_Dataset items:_
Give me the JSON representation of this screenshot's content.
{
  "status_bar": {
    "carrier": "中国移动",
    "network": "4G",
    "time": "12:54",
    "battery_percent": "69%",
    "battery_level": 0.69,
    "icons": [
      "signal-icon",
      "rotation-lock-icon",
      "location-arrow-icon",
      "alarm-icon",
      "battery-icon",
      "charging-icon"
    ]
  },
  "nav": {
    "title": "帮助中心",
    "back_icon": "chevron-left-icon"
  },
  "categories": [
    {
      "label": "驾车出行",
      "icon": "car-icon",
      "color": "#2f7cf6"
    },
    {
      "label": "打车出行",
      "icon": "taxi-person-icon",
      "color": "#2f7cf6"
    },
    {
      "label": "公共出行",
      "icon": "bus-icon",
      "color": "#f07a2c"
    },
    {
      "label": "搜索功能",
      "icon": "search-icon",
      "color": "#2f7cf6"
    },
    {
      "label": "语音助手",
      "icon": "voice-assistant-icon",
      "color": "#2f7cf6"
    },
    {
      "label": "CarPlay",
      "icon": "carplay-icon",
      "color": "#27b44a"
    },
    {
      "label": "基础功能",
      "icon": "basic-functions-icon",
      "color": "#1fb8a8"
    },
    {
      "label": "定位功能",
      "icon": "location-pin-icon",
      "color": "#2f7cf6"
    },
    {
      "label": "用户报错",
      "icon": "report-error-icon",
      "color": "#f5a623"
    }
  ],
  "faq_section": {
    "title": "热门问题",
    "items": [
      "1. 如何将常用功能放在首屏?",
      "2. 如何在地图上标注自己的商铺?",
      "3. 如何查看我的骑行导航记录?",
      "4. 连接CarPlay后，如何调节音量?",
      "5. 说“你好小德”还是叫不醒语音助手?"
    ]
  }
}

_GIVEN INSTRUCTION:_ Give back the whole listing, word for word.

_REPLY:_
Give me the JSON representation of this screenshot's content.
{
  "status_bar": {
    "carrier": "中国移动",
    "network": "4G",
    "time": "12:54",
    "battery_percent": "69%",
    "battery_level": 0.69,
    "icons": [
      "signal-icon",
      "rotation-lock-icon",
      "location-arrow-icon",
      "alarm-icon",
      "battery-icon",
      "charging-icon"
    ]
  },
  "nav": {
    "title": "帮助中心",
    "back_icon": "chevron-left-icon"
  },
  "categories": [
    {
      "label": "驾车出行",
      "icon": "car-icon",
      "color": "#2f7cf6"
    },
    {
      "label": "打车出行",
      "icon": "taxi-person-icon",
      "color": "#2f7cf6"
    },
    {
      "label": "公共出行",
      "icon": "bus-icon",
      "color": "#f07a2c"
    },
    {
      "label": "搜索功能",
      "icon": "search-icon",
      "color": "#2f7cf6"
    },
    {
      "label": "语音助手",
      "icon": "voice-assistant-icon",
      "color": "#2f7cf6"
    },
    {
      "label": "CarPlay",
      "icon": "carplay-icon",
      "color": "#27b44a"
    },
    {
      "label": "基础功能",
      "icon": "basic-functions-icon",
      "color": "#1fb8a8"
    },
    {
      "label": "定位功能",
      "icon": "location-pin-icon",
      "color": "#2f7cf6"
    },
    {
      "label": "用户报错",
      "icon": "report-error-icon",
      "color": "#f5a623"
    }
  ],
  "faq_section": {
    "title": "热门问题",
    "items": [
      "1. 如何将常用功能放在首屏?",
      "2. 如何在地图上标注自己的商铺?",
      "3. 如何查看我的骑行导航记录?",
      "4. 连接CarPlay后，如何调节音量?",
      "5. 说“你好小德”还是叫不醒语音助手?"
    ]
  }
}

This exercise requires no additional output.